Article:
March 23rd, 2009

Kneading, Cheap Cookin

Recipe: Elkloaf 1.0

This was tonight's supper, served with green beans, rosemary-tomato bread, and blackberry-mulberry cobbler.

Elkloaf 1.0


Ingredients:
olive oil
1 handful of Rosemary & Olive Oil Triscuits, crushed (1/2 cup crumbs)
1/4 cup half-and-half
1 egg
1/8 of a sweet onion, diced (about 1/4 cup)
several sun-dried tomatoes, diced (1/2 cup)
1 pound ground elk
1 teaspoon oregano
1/2 teaspoon fine sea salt
1/4 teaspoon fresh-ground black pepper
1/2 cup ketchup
1 teaspoon oregano
1 teaspoon rosemary

Directions:

Preheat oven to 350º. Grease a loaf pan with olive oil.

Put a handful of Rosemary & Olive Oil Triscuits in a plastic bag and crush them with a rolling pin, until you have 1/2 cup of small crumbs. Pour the crumbs into a large mixing bowl. Add 1/4 cup half-and-half and one egg. Allow the mixture to sit for a few minutes so the crumbs will soften.

Meanwhile peel the onion, cut it into sections, and dice until you have about 1/4 cup of onion bits. Put the bits in a small bowl and set aside. Dice the sun-dried tomatoes. Add them to the bowl with the onion bits.

To the large mixing bowl, add 1 teaspoon oregano, 1/2 teaspoon fine sea salt, and 1/4 teaspoon fresh-ground black pepper. Put the ground elk into the large mixing bowl, tearing it into small pieces with your hands. Add the diced onion and sun-dried tomatoes. Mash and knead the mixture until thoroughly blended; it should be fairly smooth and stick together well. (If it’s too dry, add a little more half-and-half; if it’s too wet, add more Triscuit crumbs.) Pat the mixture into an oblong shape and lift it into the loaf pan.

Set problem 1:
Answer these questions about the elkloaf recipe:
(a) What temperature should the oven be preheated to?
(b) How much Triscuit crumbs should the crushed crackers yield?
(c) What three dishes were served alongside the elkloaf at supper?
Set problem 2: Please go on with the elkloaf recipe from the point where it stops.
The listing that comes next has no connection to the elkloaf recipe.

Element and region data:
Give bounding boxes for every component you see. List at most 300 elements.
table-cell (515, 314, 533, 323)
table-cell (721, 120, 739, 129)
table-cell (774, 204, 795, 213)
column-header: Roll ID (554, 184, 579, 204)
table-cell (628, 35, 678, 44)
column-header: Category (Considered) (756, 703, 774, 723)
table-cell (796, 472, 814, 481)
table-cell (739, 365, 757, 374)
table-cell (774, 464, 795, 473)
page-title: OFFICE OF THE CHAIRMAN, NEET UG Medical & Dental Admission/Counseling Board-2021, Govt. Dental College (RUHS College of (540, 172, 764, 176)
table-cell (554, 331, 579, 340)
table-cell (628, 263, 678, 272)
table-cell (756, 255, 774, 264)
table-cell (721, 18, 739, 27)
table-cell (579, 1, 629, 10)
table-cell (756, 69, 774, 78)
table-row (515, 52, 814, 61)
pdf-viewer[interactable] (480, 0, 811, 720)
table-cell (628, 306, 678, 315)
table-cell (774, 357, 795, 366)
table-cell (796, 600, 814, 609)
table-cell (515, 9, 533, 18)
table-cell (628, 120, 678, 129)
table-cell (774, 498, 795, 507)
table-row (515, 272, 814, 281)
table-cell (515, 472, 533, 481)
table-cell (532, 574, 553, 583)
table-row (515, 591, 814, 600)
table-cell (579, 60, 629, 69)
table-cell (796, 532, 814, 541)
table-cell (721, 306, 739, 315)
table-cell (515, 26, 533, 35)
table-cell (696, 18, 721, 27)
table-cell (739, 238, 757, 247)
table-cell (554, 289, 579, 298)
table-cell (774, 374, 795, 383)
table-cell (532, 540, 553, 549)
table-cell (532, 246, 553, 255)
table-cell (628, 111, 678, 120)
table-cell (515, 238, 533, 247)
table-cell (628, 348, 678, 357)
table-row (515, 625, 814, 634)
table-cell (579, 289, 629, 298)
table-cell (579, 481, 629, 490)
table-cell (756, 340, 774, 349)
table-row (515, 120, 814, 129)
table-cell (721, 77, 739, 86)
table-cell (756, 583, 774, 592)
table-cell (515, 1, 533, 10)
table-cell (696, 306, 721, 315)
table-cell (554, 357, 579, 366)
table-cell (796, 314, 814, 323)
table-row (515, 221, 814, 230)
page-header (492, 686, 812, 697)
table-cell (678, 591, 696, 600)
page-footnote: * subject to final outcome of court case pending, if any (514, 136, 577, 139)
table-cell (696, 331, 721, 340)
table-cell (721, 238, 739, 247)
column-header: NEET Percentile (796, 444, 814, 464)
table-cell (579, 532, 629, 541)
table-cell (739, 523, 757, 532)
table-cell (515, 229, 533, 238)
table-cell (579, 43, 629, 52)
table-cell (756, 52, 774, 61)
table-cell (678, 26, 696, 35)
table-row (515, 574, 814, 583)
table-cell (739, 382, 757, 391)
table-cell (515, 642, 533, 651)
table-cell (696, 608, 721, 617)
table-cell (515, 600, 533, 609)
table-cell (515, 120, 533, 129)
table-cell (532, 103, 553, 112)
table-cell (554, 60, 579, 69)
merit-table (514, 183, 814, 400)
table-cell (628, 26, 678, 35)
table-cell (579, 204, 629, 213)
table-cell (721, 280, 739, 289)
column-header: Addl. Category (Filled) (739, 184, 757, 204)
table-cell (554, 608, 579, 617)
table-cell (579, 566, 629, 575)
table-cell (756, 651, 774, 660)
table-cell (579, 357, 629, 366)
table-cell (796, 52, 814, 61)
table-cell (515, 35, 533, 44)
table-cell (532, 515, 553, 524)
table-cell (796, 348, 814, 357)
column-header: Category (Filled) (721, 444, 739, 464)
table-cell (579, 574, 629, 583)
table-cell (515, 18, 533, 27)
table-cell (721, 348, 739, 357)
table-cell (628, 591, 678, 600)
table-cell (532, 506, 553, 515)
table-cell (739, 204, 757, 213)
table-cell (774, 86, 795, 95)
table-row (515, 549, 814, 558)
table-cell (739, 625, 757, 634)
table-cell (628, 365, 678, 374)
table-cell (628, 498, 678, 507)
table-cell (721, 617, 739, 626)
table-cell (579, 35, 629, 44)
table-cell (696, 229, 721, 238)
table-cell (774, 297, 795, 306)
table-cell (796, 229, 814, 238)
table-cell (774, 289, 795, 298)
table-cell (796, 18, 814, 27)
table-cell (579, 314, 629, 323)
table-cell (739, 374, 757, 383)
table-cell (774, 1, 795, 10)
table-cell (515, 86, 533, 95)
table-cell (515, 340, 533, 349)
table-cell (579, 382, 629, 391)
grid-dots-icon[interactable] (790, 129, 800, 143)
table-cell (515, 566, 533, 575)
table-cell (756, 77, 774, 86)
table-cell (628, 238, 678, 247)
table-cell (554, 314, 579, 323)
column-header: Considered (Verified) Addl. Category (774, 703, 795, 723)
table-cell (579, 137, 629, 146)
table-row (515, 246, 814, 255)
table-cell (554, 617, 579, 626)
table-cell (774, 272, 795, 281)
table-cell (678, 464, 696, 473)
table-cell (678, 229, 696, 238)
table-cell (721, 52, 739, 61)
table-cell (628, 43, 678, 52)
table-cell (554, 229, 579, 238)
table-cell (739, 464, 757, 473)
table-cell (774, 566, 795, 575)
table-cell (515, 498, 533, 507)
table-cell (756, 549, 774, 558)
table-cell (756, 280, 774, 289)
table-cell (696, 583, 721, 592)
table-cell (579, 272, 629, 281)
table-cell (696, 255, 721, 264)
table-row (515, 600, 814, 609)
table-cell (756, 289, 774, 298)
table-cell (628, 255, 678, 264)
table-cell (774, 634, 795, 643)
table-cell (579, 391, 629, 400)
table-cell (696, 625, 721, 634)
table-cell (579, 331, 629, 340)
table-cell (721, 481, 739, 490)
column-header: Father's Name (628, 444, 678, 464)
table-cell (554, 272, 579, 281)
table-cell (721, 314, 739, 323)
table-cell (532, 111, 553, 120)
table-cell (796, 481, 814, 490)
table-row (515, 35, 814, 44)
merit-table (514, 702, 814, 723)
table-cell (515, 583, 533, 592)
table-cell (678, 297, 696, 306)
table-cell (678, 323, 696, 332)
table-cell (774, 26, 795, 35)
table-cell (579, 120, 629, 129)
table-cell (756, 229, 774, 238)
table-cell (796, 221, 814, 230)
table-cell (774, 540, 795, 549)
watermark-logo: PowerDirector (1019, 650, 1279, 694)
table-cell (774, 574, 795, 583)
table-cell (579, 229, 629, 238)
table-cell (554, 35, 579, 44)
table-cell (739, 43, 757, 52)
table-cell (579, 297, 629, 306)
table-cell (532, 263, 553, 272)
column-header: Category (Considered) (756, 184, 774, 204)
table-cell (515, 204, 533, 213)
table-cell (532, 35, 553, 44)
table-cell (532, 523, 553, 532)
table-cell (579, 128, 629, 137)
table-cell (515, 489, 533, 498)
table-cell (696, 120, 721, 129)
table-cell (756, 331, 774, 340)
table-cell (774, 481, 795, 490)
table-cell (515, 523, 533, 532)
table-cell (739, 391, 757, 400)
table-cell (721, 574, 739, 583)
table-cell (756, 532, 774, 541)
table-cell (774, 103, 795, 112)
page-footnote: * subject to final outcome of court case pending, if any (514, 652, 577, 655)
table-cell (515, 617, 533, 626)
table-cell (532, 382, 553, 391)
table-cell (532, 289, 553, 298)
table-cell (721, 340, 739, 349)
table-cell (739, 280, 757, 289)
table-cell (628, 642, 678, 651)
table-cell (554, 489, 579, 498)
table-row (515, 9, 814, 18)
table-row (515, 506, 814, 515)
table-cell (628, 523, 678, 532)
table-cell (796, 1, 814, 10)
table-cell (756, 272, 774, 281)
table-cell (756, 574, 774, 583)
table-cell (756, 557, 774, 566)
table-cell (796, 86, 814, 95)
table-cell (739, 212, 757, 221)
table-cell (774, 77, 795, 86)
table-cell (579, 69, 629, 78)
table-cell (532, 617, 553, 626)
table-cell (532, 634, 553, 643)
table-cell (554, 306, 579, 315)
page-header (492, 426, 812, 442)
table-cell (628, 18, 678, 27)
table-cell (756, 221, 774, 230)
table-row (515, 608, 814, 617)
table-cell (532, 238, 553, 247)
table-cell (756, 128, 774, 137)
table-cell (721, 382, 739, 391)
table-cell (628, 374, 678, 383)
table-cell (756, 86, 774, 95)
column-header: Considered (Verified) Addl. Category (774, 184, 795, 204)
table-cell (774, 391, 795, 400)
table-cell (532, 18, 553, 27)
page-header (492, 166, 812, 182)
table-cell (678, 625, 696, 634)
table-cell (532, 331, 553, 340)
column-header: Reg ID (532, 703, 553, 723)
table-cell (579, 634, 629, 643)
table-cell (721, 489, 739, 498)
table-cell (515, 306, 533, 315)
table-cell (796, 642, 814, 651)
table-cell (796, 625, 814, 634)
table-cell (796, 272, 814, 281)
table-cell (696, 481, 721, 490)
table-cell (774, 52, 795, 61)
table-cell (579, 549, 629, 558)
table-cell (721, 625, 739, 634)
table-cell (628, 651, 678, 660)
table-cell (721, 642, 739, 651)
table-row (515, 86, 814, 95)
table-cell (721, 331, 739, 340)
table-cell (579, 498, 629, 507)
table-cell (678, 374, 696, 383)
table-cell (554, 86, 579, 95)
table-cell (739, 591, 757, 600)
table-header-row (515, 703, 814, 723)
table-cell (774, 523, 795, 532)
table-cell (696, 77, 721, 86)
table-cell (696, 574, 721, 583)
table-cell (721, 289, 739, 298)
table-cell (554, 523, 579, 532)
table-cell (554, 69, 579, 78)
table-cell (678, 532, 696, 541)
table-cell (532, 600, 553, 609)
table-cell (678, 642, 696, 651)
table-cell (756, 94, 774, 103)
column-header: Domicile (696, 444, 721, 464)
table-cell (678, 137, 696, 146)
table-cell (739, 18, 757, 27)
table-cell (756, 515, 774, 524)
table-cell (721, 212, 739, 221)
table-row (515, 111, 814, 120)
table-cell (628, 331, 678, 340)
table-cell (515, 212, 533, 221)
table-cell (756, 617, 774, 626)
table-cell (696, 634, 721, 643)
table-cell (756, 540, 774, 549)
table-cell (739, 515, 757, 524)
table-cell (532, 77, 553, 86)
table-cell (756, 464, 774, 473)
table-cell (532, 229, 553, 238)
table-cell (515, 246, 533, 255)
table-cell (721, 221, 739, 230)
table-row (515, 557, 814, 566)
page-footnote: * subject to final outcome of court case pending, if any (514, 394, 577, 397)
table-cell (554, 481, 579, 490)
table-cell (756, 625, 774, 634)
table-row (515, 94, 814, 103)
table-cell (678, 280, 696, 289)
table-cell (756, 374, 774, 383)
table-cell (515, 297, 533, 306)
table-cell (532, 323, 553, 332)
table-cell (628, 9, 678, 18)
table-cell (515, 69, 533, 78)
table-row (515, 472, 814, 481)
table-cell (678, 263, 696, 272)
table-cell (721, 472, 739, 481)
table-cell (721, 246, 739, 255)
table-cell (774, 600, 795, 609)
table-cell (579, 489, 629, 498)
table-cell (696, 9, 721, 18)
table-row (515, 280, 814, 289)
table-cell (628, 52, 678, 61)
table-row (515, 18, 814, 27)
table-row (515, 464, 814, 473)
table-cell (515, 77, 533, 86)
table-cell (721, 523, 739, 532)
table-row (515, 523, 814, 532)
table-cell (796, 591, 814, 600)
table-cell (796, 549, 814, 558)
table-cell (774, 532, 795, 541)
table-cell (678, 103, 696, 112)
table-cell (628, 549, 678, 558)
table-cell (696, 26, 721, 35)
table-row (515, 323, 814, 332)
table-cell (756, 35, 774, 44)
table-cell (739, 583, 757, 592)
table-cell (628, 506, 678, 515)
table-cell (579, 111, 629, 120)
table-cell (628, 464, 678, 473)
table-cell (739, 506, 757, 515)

* * *

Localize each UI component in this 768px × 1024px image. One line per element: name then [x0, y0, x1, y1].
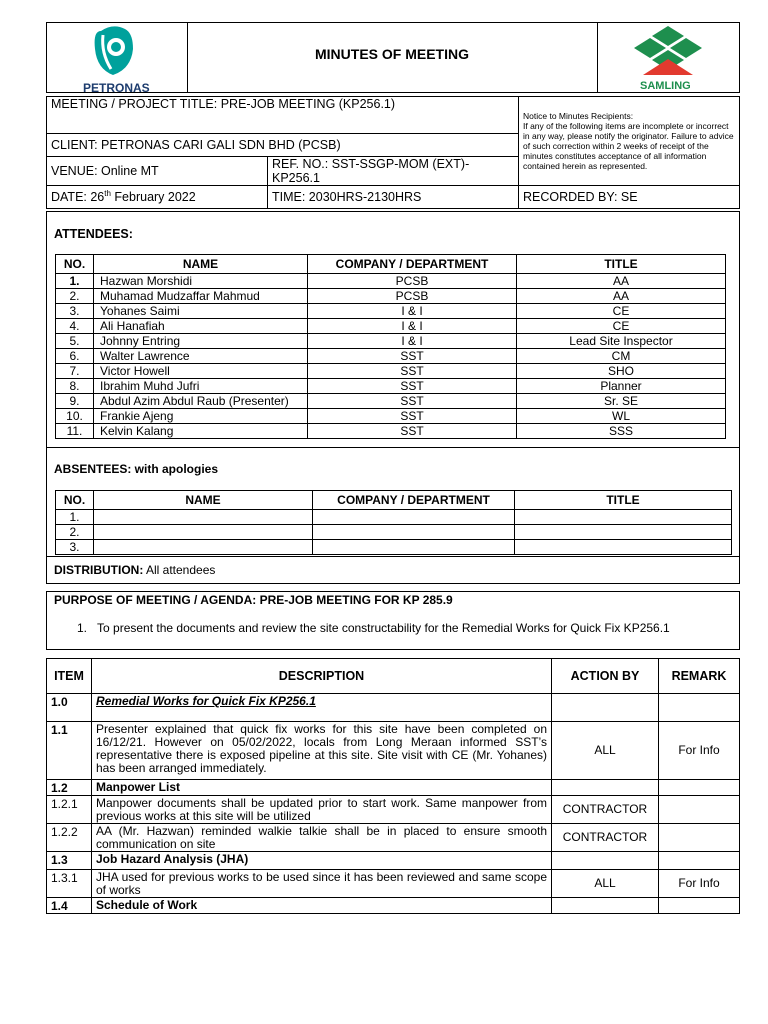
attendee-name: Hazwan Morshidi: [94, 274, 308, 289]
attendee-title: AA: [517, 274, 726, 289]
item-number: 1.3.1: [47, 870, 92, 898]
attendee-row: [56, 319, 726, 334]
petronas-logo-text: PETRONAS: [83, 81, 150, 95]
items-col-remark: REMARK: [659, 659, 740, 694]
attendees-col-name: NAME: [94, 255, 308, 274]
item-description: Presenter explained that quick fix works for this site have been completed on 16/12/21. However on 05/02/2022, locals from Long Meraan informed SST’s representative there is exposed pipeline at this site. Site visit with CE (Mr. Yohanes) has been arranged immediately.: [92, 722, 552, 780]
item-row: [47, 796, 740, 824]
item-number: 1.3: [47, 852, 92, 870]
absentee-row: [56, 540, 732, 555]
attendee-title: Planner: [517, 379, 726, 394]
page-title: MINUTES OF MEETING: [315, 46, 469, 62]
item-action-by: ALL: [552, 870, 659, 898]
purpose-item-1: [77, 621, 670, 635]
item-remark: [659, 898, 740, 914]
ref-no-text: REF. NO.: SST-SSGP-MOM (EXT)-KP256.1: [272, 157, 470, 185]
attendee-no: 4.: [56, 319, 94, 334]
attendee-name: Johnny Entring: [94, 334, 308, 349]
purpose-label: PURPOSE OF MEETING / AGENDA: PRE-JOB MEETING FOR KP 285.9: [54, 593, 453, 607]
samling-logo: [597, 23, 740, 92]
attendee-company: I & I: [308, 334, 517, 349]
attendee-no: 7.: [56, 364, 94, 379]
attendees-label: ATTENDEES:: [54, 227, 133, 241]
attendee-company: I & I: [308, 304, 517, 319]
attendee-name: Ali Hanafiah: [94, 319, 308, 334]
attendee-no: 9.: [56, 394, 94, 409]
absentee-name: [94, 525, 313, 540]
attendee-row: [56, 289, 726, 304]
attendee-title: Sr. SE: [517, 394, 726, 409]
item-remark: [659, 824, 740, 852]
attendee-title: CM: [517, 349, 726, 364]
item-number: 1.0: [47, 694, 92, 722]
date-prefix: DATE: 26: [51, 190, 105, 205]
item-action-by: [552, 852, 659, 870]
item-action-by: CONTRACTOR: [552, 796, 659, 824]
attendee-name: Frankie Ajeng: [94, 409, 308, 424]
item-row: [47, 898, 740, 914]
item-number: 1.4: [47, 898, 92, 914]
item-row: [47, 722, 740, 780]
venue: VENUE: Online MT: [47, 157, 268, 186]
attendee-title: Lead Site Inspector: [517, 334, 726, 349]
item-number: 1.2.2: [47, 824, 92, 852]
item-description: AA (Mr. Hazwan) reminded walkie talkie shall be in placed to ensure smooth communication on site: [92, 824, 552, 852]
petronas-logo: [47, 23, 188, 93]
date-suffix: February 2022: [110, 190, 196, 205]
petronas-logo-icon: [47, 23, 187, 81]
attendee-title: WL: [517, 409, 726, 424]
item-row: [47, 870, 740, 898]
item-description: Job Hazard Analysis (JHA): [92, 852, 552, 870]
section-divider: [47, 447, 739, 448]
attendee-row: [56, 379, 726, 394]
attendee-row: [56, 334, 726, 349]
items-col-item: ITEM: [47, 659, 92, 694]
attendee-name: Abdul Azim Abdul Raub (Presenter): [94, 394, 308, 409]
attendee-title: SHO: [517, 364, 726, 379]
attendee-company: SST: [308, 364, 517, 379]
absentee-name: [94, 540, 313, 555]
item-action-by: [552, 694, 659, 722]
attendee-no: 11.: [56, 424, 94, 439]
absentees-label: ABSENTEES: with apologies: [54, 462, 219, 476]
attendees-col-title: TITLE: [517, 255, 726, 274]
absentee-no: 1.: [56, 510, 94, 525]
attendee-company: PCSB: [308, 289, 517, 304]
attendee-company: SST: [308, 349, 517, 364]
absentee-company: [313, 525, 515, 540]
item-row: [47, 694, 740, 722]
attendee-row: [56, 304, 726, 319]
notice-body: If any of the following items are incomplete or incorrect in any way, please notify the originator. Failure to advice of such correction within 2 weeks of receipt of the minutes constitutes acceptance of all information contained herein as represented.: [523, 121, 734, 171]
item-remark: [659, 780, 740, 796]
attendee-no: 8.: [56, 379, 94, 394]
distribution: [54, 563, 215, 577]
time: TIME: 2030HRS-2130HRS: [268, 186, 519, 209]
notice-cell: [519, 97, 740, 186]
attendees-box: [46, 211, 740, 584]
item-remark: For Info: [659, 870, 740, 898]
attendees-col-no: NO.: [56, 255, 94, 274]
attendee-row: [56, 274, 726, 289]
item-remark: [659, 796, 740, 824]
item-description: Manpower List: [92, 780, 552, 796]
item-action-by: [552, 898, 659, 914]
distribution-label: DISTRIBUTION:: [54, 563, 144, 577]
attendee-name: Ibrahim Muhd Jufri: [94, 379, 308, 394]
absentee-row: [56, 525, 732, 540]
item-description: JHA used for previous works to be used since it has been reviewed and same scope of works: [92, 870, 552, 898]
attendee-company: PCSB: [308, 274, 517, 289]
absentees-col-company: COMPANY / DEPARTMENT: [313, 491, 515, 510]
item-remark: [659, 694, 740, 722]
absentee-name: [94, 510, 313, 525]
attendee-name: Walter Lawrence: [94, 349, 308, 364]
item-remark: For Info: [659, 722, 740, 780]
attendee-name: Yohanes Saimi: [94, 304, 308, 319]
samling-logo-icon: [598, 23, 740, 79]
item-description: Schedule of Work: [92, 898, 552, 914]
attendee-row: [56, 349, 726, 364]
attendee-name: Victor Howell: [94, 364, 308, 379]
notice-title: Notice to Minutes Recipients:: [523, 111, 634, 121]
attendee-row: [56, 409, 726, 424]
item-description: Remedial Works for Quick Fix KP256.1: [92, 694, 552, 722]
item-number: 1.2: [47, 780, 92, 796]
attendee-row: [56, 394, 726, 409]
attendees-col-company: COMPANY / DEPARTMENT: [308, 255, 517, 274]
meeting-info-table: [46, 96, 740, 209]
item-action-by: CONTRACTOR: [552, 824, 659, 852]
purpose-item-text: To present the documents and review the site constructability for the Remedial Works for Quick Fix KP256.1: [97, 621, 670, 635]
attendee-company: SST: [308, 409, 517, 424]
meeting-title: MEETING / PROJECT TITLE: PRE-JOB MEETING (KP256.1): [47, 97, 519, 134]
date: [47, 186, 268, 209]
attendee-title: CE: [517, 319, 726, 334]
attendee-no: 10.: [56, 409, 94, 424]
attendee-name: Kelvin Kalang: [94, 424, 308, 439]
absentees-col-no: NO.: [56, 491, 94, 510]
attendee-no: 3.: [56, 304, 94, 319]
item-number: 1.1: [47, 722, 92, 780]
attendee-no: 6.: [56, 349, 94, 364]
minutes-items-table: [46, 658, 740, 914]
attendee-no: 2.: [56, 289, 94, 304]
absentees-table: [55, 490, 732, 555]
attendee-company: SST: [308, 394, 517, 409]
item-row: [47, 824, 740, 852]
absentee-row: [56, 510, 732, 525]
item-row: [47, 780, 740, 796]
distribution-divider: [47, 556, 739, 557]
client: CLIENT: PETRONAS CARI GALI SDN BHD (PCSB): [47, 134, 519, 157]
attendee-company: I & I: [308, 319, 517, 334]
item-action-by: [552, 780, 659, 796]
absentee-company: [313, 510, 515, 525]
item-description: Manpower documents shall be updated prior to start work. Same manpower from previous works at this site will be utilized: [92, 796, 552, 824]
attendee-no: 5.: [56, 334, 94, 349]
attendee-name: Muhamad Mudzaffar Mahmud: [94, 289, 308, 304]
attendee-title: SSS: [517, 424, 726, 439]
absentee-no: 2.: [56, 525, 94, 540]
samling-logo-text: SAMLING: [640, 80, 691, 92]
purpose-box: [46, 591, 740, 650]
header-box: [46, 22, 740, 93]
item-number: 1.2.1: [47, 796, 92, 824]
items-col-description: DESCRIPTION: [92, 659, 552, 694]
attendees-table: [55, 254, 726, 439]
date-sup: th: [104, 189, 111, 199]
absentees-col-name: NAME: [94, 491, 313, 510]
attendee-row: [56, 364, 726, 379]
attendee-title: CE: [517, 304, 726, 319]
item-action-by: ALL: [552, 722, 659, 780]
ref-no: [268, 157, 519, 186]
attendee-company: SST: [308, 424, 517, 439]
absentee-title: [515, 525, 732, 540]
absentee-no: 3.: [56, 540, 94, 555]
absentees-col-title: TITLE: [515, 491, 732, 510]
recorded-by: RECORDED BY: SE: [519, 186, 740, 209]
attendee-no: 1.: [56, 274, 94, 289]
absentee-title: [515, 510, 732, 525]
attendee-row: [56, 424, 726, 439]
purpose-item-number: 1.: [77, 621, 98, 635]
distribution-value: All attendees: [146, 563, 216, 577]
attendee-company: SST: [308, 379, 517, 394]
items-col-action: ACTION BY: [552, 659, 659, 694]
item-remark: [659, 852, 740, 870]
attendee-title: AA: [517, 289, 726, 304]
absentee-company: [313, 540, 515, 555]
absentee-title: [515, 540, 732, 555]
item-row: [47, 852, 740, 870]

Result 1:
(a) 350º
(b) 1/2 cup of small crumbs
(c) Green beans, rosemary-tomato bread, and blackberry-mulberry cobbler

Result 2:
Pour 1/2 cup ketchup into a small bowl. Add 1 teaspoon oregano and 1 teaspoon rosemary. Mix with pastry brush. Use half the sauce to cover the top of the meatloaf, spreading it evenly with the pastry brush.

Cook the meatloaf for 55 minutes. Remove it from the oven and brush the remaining sauce over the top. Return the meatloaf to the oven and cook for another 5 minutes. Serves 5 people.


Notes:

If you can’t find Rosemary & Olive Oil Triscuits, try substituting plain Triscuits plus 1 teaspoon rosemary and 1 teaspoon olive oil.

I had 1/4 of a sweet onion left over from a previous recipe, and didn’t need to use all of it. You can add more onion if you wish. This time the onion bits didn’t cook completely, although the meat did; they were still a little crispy. Next time I’ll try sautéing them first. Some meatloaves seem to soften onions more than others, even if the onion bits are of similar size.

I used kitchen scissors to cut the sun-dried tomatoes into strips, then held them together and cut crosswise to dice. This is the first time I’ve tried cooking with sun-dried tomatoes, and I’m thrilled with the flavor and texture. I like them much better than fresh tomatoes.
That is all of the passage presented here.